__Work required__.
Records follow. Pull out every line that contains "value".

__Records shown__.
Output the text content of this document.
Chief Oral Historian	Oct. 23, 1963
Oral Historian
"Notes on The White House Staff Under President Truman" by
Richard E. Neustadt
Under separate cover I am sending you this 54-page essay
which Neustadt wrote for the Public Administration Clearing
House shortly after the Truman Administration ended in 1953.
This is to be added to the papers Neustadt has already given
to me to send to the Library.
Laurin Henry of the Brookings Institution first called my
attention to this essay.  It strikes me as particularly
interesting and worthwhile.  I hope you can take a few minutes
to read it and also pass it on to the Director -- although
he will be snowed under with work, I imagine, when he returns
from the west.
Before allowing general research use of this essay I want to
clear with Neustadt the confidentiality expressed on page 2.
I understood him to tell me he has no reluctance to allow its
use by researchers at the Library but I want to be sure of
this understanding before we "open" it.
--
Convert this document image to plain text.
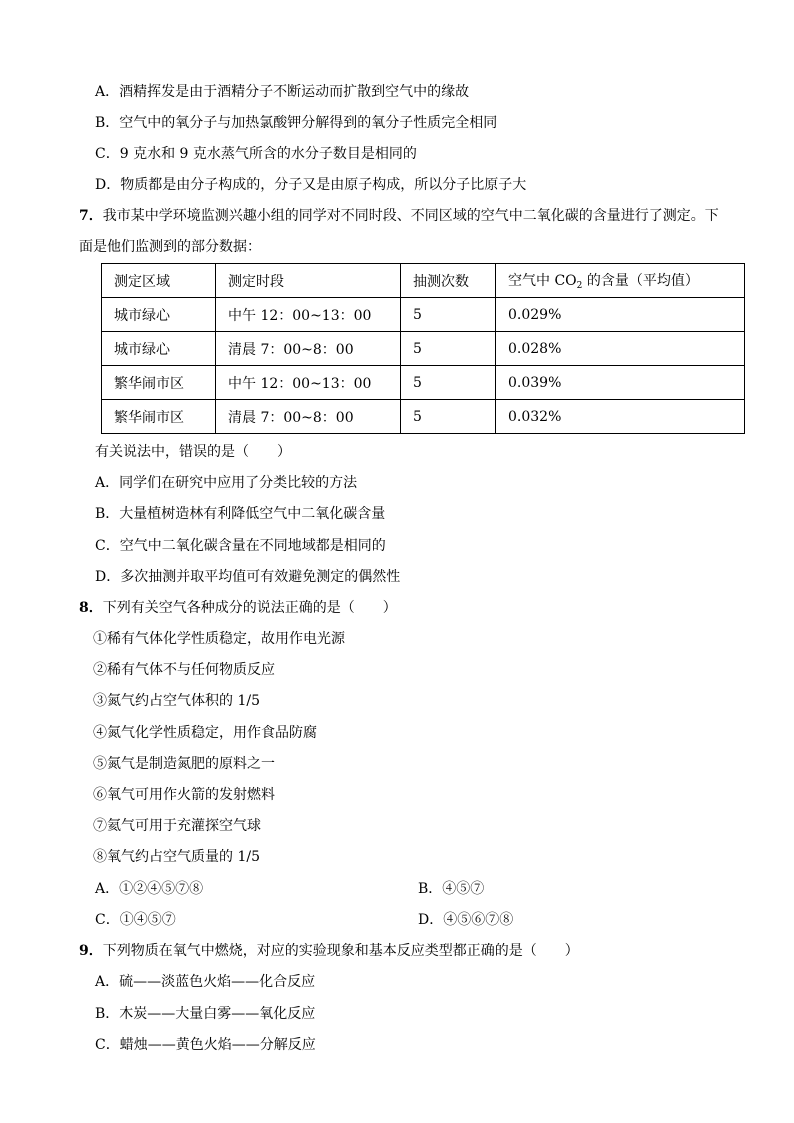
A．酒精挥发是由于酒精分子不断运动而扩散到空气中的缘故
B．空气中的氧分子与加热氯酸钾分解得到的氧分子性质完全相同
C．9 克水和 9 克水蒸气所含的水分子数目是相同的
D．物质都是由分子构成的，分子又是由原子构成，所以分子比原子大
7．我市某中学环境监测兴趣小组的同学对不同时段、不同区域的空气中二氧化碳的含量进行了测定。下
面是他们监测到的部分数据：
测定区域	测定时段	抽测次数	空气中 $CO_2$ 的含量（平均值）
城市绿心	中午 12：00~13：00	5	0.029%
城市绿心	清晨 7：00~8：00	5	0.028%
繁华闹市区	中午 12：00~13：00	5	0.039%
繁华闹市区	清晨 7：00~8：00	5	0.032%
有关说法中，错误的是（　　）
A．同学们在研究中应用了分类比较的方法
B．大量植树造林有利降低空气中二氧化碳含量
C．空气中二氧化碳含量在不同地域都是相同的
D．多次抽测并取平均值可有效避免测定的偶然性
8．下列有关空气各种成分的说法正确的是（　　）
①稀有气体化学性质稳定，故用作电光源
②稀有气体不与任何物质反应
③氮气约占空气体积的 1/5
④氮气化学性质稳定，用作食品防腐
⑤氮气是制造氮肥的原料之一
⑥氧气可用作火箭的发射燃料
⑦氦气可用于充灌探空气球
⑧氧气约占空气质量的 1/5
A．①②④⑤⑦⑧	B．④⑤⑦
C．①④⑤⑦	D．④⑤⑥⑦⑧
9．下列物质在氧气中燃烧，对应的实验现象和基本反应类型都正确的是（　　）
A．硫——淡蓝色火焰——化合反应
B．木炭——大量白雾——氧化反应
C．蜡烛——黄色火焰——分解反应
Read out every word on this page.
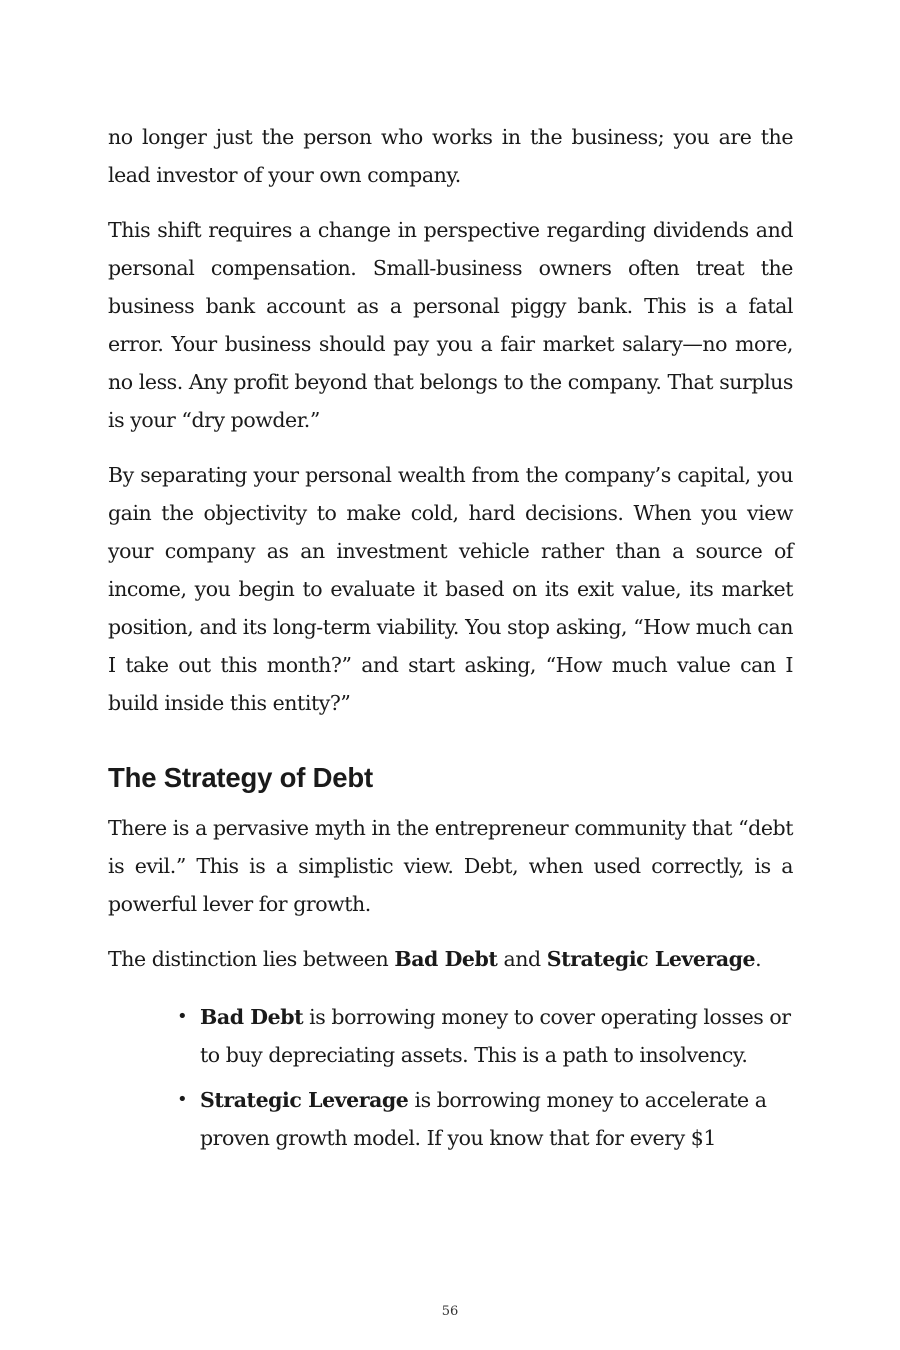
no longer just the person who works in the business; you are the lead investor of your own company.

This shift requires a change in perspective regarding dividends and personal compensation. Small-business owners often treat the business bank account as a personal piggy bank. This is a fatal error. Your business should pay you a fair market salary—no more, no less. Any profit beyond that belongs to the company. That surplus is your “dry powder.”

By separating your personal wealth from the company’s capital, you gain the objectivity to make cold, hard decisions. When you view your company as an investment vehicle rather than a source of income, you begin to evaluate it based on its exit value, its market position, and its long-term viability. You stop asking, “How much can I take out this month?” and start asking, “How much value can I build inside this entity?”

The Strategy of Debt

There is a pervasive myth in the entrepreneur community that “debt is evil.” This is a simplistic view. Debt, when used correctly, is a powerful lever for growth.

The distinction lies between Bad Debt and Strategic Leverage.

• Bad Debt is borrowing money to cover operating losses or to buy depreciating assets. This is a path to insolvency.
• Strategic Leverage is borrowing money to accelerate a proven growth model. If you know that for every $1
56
--
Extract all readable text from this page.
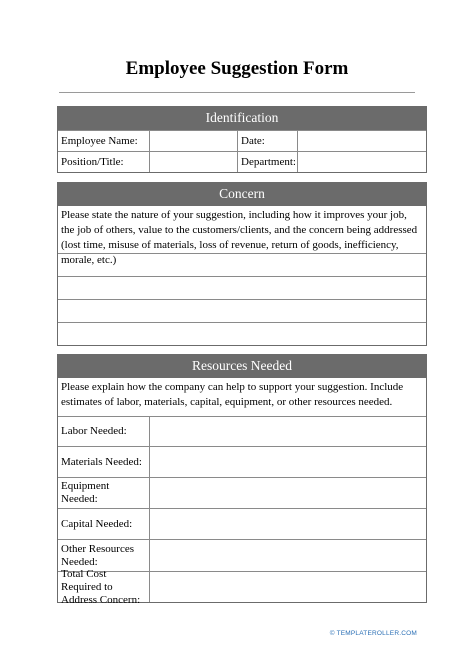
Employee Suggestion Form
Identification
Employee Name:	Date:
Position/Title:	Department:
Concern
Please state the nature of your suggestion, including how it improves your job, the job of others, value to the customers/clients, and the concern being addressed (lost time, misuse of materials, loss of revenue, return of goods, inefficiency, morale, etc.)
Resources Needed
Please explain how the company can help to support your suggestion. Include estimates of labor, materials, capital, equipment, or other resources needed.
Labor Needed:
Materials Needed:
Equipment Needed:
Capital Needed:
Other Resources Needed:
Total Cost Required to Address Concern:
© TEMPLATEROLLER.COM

__Complete output__.
By separating your personal wealth from the company’s capital, you gain the objectivity to make cold, hard decisions. When you view your company as an investment vehicle rather than a source of income, you begin to evaluate it based on its exit value, its market position, and its long-term viability. You stop asking, “How much can I take out this month?” and start asking, “How much value can I build inside this entity?”
Please state the nature of your suggestion, including how it improves your job, the job of others, value to the customers/clients, and the concern being addressed (lost time, misuse of materials, loss of revenue, return of goods, inefficiency, morale, etc.)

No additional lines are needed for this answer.